◆ **Task to carry out**
Pull out from the material below all lines with "icon".
________________________
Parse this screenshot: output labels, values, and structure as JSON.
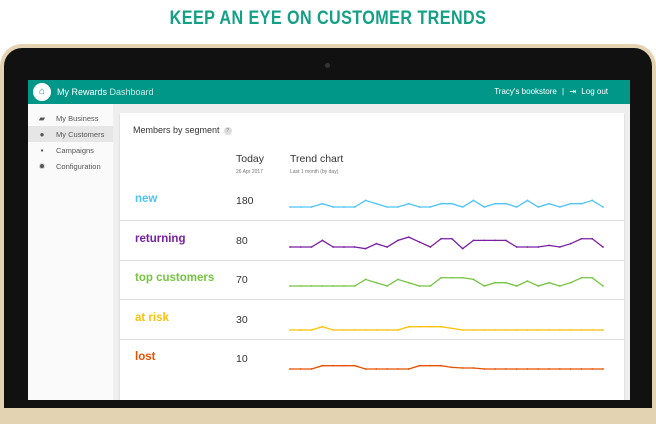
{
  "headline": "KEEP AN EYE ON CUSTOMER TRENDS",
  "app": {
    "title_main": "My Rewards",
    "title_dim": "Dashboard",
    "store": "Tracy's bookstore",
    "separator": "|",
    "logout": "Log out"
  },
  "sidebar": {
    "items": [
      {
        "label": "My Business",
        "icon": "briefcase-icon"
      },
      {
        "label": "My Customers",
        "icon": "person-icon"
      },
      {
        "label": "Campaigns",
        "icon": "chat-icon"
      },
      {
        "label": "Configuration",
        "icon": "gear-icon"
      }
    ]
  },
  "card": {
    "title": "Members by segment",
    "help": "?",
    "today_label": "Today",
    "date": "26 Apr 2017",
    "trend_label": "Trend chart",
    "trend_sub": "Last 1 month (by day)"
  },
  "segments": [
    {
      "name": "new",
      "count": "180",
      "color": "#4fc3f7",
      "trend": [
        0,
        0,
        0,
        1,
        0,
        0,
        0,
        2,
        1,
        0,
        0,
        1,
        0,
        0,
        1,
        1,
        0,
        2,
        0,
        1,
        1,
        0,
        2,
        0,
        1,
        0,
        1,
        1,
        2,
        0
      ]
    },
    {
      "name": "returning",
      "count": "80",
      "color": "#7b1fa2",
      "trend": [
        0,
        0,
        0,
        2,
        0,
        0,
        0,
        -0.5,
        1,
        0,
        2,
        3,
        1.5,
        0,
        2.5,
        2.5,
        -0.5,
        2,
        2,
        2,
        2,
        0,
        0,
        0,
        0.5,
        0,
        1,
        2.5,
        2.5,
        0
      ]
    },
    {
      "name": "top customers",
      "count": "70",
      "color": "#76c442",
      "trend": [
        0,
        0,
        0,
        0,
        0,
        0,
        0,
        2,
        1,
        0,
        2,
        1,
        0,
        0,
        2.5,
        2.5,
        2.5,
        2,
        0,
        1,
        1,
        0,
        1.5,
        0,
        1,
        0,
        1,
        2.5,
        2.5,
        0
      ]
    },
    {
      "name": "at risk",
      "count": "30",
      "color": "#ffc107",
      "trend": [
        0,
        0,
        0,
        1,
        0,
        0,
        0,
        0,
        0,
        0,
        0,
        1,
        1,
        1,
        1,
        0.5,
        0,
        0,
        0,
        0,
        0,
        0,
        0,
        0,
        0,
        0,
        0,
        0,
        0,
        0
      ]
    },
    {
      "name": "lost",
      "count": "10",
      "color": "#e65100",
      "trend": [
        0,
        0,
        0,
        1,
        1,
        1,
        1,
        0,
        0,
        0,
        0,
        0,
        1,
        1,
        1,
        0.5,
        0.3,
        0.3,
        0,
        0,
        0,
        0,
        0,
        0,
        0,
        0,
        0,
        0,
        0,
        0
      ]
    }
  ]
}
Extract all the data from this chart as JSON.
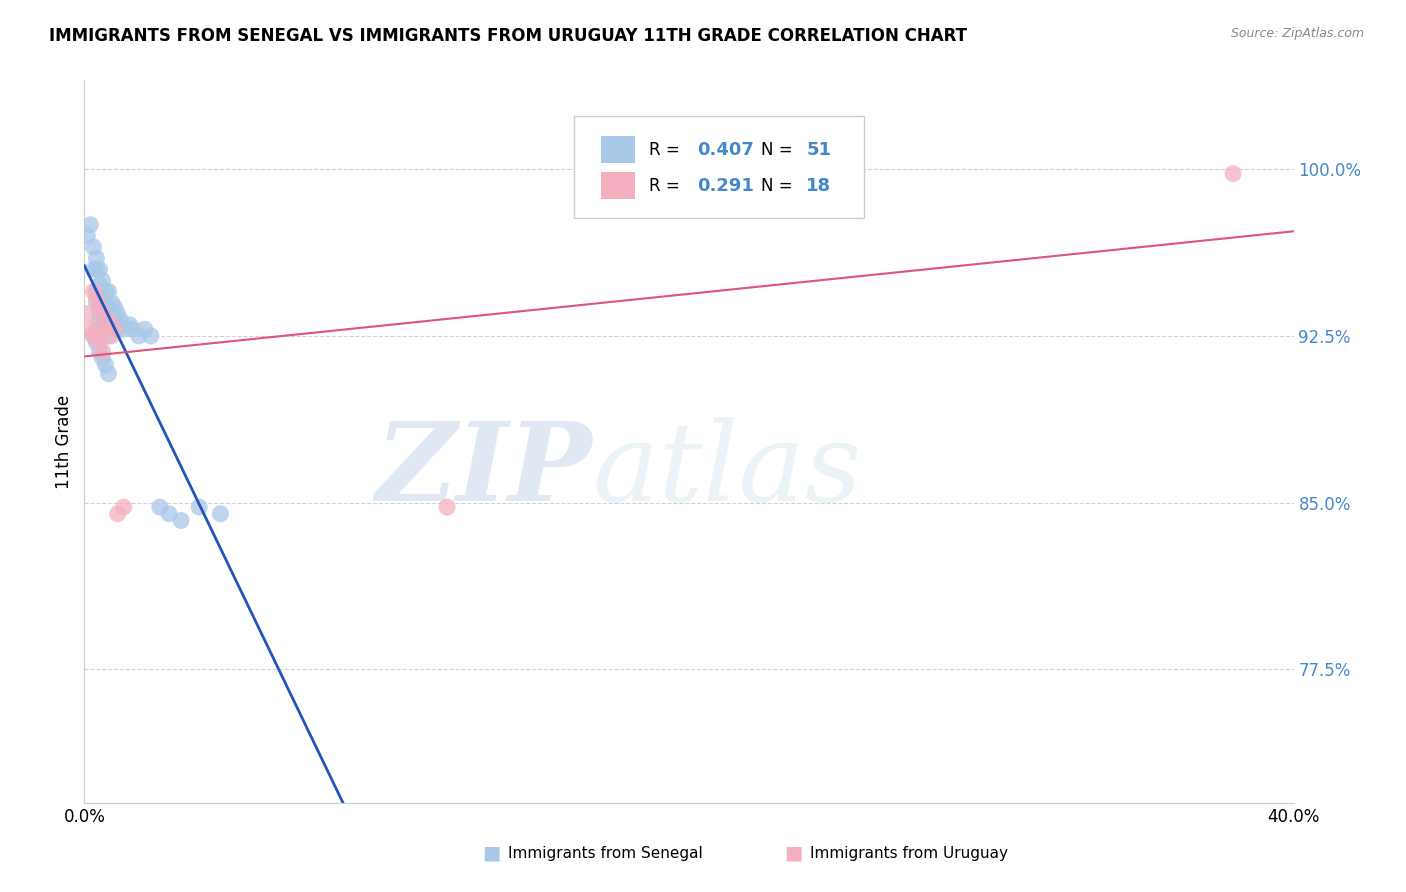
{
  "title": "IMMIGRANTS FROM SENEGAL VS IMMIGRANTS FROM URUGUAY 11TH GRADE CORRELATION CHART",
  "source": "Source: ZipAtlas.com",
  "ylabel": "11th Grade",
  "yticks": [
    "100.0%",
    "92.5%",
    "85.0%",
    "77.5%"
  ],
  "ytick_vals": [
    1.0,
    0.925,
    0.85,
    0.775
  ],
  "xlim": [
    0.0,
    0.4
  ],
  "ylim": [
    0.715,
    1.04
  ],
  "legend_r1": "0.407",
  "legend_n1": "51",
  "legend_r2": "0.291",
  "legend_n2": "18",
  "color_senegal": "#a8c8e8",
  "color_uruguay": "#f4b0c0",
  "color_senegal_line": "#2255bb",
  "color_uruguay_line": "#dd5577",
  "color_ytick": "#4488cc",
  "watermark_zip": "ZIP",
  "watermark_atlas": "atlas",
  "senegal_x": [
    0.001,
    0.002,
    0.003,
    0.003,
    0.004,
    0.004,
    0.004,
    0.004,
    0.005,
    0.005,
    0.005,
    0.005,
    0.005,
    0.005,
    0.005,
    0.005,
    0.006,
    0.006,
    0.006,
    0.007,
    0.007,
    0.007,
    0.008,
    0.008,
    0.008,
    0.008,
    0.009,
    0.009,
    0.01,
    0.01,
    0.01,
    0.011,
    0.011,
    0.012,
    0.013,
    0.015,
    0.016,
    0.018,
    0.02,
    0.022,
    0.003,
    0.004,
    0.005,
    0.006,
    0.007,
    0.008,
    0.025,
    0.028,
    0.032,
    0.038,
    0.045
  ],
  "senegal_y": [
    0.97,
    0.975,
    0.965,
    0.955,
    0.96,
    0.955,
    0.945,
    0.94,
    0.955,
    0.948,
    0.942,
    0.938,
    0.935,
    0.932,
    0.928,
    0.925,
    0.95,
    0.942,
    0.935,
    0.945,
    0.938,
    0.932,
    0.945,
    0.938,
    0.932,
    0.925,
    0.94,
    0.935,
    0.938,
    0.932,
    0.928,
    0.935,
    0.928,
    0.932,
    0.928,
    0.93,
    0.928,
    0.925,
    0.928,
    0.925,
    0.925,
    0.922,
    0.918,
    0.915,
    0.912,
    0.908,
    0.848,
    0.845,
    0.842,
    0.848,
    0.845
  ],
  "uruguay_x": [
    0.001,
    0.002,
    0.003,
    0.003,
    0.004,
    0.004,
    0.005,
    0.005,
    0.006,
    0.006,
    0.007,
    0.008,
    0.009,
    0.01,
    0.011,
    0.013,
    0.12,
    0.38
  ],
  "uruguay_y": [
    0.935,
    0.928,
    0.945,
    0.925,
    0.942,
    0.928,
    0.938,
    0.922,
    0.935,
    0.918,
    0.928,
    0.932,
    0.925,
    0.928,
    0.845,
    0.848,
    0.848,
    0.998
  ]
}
________________________
◆ **Result for this exercise**
        "icon": "briefcase-icon"
        "icon": "person-icon"
        "icon": "chat-icon"
        "icon": "gear-icon"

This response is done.